This section provides details of the study plan, including how the study is designed and what the study is measuring.

How is the study designed?

Design Details

  • Primary Purpose: Treatment
  • Allocation: N/A
  • Interventional Model: Sequential Assignment
  • Masking: None (Open Label)

Arms and Interventions

Participant Group / Arm
Intervention / Treatment
Experimental: BT524

Part I: A single intravenous infusion of BT524 for assessment of PK/PD of BT524.

Part II: A single or repetitive intravenous infusion(s) of BT524 for on-demand prophylaxis/on-demand treatment of bleeding events.

Single intravenous infusion of 70 mg BT524 per kg body weight.

> **Document layout analysis records**
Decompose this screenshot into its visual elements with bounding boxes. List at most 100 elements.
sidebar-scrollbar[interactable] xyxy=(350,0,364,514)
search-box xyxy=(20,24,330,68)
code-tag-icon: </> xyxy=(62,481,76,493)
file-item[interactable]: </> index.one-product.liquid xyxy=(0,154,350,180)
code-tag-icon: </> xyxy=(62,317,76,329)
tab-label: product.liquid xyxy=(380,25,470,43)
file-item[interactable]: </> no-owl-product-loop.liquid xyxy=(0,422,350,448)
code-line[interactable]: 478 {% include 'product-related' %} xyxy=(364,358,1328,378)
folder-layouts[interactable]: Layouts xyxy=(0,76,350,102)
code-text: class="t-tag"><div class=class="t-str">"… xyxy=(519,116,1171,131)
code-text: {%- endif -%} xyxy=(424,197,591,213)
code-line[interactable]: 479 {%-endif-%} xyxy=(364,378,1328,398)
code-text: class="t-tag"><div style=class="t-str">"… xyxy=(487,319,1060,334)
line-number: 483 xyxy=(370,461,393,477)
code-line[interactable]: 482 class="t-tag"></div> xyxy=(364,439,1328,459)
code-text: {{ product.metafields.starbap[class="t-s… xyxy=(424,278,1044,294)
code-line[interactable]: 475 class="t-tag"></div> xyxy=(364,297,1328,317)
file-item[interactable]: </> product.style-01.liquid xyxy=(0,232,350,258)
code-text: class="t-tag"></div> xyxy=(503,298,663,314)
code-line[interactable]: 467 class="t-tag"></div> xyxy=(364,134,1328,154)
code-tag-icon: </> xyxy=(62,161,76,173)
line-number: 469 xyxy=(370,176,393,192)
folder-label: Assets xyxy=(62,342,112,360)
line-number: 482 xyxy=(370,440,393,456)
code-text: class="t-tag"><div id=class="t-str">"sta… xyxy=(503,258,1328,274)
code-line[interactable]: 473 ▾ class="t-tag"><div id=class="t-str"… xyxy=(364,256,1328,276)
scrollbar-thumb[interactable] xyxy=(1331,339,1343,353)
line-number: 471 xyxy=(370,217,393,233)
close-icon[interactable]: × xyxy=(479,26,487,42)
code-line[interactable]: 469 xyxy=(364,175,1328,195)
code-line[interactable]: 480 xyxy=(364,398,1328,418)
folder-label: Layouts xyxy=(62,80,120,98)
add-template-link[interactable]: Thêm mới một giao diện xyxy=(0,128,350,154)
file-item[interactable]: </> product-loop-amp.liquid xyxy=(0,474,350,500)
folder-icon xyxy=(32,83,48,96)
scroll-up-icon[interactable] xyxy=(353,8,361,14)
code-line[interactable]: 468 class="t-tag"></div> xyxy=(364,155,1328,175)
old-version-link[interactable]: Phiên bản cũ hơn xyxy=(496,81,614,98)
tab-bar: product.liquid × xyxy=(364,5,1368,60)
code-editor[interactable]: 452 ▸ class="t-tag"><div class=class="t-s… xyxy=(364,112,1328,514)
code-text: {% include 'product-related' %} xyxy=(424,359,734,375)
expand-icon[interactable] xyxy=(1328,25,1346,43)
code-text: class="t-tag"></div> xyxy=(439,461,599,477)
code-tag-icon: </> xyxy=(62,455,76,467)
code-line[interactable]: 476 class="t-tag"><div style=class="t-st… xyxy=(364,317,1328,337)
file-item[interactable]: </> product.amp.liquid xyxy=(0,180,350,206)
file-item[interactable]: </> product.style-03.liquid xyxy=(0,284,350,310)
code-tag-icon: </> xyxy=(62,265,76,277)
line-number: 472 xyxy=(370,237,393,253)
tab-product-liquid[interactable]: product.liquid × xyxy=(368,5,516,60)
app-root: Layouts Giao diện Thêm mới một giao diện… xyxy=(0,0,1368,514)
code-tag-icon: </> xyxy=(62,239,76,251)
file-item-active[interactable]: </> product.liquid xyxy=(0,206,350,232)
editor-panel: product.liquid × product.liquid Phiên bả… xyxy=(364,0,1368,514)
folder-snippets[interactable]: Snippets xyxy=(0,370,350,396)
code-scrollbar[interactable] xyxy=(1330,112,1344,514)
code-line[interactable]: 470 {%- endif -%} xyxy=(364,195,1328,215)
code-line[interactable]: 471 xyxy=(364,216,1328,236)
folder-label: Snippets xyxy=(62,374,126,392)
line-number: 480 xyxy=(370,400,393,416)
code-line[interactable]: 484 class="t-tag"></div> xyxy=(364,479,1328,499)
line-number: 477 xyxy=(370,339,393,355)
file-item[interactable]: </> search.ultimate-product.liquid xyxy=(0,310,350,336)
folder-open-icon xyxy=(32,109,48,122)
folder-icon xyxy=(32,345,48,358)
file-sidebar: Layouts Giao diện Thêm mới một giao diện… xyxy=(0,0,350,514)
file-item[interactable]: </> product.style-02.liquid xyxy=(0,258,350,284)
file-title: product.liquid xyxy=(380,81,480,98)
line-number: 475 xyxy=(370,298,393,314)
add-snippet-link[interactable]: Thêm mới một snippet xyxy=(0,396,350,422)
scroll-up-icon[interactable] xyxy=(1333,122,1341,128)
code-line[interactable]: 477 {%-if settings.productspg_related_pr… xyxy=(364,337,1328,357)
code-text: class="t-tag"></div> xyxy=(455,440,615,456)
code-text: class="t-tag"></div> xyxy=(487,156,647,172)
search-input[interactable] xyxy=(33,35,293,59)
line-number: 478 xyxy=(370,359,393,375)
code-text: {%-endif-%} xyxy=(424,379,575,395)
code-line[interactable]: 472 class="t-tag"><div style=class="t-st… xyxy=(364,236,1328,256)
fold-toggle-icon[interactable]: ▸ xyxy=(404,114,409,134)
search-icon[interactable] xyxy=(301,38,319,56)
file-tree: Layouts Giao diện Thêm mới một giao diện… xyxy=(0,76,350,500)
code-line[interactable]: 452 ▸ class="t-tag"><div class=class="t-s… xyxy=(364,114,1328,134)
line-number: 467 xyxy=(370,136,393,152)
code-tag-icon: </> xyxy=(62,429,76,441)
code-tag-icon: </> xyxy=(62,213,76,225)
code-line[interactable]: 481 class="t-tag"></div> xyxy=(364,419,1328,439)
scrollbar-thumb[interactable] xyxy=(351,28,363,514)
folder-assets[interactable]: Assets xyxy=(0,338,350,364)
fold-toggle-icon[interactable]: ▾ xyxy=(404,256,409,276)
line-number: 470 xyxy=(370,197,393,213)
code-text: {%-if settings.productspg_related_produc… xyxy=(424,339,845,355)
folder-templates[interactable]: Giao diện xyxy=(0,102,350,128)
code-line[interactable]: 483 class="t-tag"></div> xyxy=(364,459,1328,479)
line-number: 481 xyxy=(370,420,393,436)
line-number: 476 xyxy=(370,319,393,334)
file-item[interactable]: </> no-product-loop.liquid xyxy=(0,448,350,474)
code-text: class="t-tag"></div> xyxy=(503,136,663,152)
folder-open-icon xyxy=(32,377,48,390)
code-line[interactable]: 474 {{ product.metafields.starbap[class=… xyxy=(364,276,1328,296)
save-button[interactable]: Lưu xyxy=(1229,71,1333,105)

> **Task item A**
In the study plan text, rewrite the stretch from "Participant Group /" through "of bleeding events.", replacing "intravenous" with "subcutaneous".
> **Task item B**
Answer these from the study plan text:
(i) What interventional model does the study use?
(ii) What masking does the study use?
(iii) What dose does a single intravenous infusion of BT524 give?
> **Task item C**
Continue the study plan text from where it stops.
The records are separate material and have no connection to the study plan text.

> **Task response A**
Participant Group / Arm
Intervention / Treatment
Experimental: BT524

Part I: A single subcutaneous infusion of BT524 for assessment of PK/PD of BT524.

Part II: A single or repetitive subcutaneous infusion(s) of BT524 for on-demand prophylaxis/on-demand treatment of bleeding events.

> **Task response B**
(i) Sequential Assignment
(ii) None (Open Label)
(iii) 70 mg BT524 per kg body weight

> **Task response C**
Other Names:
  • Human Fibrinogen Concentrate
Single or repetitive intravenous infusion(s) of BT524, depending on the severity of the disorder, location and extent of the bleeding and patient's clinical condition. Dosage based on individual body weight and fibrinogen level.
Other Names:
  • Human Fibrinogen Concentrate

What is the study measuring?

Primary Outcome Measures

Outcome Measure
Measure Description
Time Frame
Single-dose Pharmacokinetics (PK) of BT524: Terminal Elimination Half-life (t1/2) for Fibrinogen Antigen
Time Frame: Pre-dose on Dosing Day 0, at the end of the infusion and 0.5, 1, 2, 4, 8, 24, 48, 96, 168, 240 and 336 hours post-dose
T1/2 of fibrinogen antigen was determined from samples taken at several time points during the 14 day sampling period. T1/2 was derived from time-concentration profiles using adapted methodology (non-compartmental analysis, compartment analysis, or population modeling, as appropriate/ required).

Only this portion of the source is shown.